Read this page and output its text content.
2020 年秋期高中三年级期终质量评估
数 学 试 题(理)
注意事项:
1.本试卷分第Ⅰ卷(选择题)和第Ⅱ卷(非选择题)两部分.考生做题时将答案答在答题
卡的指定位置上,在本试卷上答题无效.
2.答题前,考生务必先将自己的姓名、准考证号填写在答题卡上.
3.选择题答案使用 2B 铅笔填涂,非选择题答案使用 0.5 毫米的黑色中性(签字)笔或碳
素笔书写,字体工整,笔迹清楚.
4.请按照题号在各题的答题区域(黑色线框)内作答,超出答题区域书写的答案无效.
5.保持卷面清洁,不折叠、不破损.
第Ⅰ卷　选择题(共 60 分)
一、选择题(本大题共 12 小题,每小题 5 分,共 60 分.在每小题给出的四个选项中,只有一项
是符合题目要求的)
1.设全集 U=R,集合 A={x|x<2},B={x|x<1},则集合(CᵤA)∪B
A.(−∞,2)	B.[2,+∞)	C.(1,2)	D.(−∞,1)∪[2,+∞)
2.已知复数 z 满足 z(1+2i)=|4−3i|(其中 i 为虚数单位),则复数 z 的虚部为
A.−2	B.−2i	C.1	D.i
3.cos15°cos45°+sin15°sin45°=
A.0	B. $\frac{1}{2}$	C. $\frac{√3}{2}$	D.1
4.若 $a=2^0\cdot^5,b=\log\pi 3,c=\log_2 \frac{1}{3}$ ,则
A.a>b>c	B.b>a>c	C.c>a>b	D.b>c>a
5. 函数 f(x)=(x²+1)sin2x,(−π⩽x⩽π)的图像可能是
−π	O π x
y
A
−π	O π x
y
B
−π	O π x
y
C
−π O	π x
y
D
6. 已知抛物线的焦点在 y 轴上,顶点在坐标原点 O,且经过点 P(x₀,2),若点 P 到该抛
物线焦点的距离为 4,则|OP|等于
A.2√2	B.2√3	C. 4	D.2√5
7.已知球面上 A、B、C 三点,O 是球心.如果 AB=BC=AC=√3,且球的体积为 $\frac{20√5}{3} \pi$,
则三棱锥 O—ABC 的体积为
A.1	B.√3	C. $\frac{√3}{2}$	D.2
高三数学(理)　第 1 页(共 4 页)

(Do this)
Would you reproduce all the entries exactly?

(Response to this task)
Read this page and output its text content.
2020 年秋期高中三年级期终质量评估
数 学 试 题(理)
注意事项:
1.本试卷分第Ⅰ卷(选择题)和第Ⅱ卷(非选择题)两部分.考生做题时将答案答在答题
卡的指定位置上,在本试卷上答题无效.
2.答题前,考生务必先将自己的姓名、准考证号填写在答题卡上.
3.选择题答案使用 2B 铅笔填涂,非选择题答案使用 0.5 毫米的黑色中性(签字)笔或碳
素笔书写,字体工整,笔迹清楚.
4.请按照题号在各题的答题区域(黑色线框)内作答,超出答题区域书写的答案无效.
5.保持卷面清洁,不折叠、不破损.
第Ⅰ卷　选择题(共 60 分)
一、选择题(本大题共 12 小题,每小题 5 分,共 60 分.在每小题给出的四个选项中,只有一项
是符合题目要求的)
1.设全集 U=R,集合 A={x|x<2},B={x|x<1},则集合(CᵤA)∪B
A.(−∞,2)	B.[2,+∞)	C.(1,2)	D.(−∞,1)∪[2,+∞)
2.已知复数 z 满足 z(1+2i)=|4−3i|(其中 i 为虚数单位),则复数 z 的虚部为
A.−2	B.−2i	C.1	D.i
3.cos15°cos45°+sin15°sin45°=
A.0	B. $\frac{1}{2}$	C. $\frac{√3}{2}$	D.1
4.若 $a=2^0\cdot^5,b=\log\pi 3,c=\log_2 \frac{1}{3}$ ,则
A.a>b>c	B.b>a>c	C.c>a>b	D.b>c>a
5. 函数 f(x)=(x²+1)sin2x,(−π⩽x⩽π)的图像可能是
−π	O π x
y
A
−π	O π x
y
B
−π	O π x
y
C
−π O	π x
y
D
6. 已知抛物线的焦点在 y 轴上,顶点在坐标原点 O,且经过点 P(x₀,2),若点 P 到该抛
物线焦点的距离为 4,则|OP|等于
A.2√2	B.2√3	C. 4	D.2√5
7.已知球面上 A、B、C 三点,O 是球心.如果 AB=BC=AC=√3,且球的体积为 $\frac{20√5}{3} \pi$,
则三棱锥 O—ABC 的体积为
A.1	B.√3	C. $\frac{√3}{2}$	D.2
高三数学(理)　第 1 页(共 4 页)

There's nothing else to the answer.